[Recorded data]

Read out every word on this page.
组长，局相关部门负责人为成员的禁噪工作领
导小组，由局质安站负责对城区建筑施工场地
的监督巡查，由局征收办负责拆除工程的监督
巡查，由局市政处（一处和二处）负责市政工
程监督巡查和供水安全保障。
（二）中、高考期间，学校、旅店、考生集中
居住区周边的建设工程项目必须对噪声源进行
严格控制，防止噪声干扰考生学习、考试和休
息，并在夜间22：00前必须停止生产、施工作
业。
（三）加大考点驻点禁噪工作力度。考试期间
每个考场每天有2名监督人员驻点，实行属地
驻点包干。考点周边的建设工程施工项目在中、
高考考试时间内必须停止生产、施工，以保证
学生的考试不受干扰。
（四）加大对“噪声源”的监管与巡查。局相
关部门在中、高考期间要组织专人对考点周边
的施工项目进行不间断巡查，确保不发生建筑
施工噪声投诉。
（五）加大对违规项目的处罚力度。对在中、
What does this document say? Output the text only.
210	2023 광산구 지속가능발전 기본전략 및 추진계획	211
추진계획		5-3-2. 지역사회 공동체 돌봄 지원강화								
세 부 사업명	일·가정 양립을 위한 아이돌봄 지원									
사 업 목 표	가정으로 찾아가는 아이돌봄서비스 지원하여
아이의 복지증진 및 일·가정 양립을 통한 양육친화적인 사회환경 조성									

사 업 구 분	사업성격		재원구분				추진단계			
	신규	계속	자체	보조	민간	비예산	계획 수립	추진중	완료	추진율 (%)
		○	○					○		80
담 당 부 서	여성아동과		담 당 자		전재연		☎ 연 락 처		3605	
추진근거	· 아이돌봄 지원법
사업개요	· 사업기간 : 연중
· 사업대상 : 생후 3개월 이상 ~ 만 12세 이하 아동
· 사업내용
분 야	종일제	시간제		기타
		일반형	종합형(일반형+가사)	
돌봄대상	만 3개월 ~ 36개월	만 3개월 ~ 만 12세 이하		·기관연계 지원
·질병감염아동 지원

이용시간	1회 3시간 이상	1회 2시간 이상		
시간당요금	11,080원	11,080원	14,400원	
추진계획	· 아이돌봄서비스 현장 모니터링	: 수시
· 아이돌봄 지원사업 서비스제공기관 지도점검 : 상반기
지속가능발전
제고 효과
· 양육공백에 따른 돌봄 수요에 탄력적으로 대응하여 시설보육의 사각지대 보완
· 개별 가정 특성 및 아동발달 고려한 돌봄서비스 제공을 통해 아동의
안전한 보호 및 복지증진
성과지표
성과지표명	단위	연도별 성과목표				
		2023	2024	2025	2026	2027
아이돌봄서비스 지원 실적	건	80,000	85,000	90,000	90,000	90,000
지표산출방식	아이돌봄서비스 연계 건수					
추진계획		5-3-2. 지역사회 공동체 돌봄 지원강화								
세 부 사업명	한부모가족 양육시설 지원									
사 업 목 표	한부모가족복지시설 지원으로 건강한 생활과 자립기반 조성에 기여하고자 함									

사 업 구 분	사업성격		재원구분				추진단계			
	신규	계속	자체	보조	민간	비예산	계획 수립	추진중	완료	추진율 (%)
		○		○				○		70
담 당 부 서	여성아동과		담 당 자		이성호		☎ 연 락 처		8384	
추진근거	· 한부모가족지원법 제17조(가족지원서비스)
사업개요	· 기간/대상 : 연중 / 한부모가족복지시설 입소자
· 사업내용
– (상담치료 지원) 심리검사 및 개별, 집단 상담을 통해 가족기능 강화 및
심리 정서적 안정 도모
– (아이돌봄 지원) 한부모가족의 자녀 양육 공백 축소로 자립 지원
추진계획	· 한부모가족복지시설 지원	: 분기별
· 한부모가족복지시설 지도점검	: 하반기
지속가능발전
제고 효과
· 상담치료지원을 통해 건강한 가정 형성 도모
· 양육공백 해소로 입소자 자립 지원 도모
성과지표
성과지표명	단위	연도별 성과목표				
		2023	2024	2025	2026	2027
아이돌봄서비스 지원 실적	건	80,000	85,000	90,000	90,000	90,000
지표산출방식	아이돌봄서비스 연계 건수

• Task requirements:
Go through the material above and count the lines that include "지표산출방식". Give the number alone.

• Correct response:
2